## Begin

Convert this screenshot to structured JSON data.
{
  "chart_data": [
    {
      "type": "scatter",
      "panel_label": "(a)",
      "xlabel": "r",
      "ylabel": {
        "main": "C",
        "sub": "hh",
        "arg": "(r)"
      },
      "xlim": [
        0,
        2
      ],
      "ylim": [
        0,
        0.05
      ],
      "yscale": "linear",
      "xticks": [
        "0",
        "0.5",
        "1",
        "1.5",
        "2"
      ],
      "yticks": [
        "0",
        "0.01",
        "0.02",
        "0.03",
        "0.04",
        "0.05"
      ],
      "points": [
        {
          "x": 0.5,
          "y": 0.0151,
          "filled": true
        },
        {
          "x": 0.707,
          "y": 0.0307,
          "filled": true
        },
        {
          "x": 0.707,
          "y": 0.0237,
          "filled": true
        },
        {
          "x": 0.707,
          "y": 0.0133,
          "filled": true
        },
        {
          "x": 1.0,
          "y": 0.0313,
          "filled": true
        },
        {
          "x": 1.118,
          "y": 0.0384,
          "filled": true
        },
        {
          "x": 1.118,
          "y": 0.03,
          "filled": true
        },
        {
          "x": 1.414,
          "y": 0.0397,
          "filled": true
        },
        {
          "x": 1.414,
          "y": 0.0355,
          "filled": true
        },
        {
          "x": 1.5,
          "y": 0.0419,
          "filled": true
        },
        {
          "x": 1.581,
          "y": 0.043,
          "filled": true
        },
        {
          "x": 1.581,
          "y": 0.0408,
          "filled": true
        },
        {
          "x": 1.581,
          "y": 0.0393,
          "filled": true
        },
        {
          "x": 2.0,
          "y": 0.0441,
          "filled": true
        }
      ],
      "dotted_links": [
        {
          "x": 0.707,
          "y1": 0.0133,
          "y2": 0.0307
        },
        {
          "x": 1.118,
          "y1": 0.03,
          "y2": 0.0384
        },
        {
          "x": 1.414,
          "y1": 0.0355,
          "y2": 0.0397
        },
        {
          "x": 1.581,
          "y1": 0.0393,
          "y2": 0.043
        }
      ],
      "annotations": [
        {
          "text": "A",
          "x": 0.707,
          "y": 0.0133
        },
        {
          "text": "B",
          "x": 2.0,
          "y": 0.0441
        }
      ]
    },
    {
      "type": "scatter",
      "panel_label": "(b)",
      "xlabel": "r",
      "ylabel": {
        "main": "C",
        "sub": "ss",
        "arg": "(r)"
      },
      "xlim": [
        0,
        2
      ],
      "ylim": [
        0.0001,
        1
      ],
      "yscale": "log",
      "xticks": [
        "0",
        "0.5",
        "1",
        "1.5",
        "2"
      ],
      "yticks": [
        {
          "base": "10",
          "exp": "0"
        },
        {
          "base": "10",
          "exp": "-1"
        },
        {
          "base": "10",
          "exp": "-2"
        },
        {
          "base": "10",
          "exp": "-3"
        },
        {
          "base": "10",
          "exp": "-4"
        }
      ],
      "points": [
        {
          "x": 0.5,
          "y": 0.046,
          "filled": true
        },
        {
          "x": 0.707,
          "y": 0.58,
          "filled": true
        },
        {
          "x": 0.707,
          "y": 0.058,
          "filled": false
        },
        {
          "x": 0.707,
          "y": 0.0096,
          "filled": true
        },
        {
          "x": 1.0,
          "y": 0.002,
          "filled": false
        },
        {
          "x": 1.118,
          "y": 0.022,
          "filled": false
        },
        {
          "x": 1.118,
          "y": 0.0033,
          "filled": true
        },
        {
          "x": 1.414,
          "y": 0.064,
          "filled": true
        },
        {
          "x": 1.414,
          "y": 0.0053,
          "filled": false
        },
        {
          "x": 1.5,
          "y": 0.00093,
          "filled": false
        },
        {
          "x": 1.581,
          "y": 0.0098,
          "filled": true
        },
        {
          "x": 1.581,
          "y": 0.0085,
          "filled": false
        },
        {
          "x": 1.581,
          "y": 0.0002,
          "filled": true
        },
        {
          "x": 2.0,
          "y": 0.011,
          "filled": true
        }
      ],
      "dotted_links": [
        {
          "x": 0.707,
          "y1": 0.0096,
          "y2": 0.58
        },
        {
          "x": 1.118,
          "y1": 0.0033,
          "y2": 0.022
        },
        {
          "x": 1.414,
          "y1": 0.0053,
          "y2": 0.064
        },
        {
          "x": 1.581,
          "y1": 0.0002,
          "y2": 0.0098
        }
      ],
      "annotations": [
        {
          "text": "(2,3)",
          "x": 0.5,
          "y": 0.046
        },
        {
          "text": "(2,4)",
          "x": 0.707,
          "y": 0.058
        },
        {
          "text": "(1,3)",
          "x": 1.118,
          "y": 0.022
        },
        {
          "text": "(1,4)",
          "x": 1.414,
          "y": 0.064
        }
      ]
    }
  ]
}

## End

* _WORK INSTRUCTIONS_
From the entries above, extract each line containing "text".

* _RESULT BELOW_
          "text": "A",
          "text": "B",
          "text": "(2,3)",
          "text": "(2,4)",
          "text": "(1,3)",
          "text": "(1,4)",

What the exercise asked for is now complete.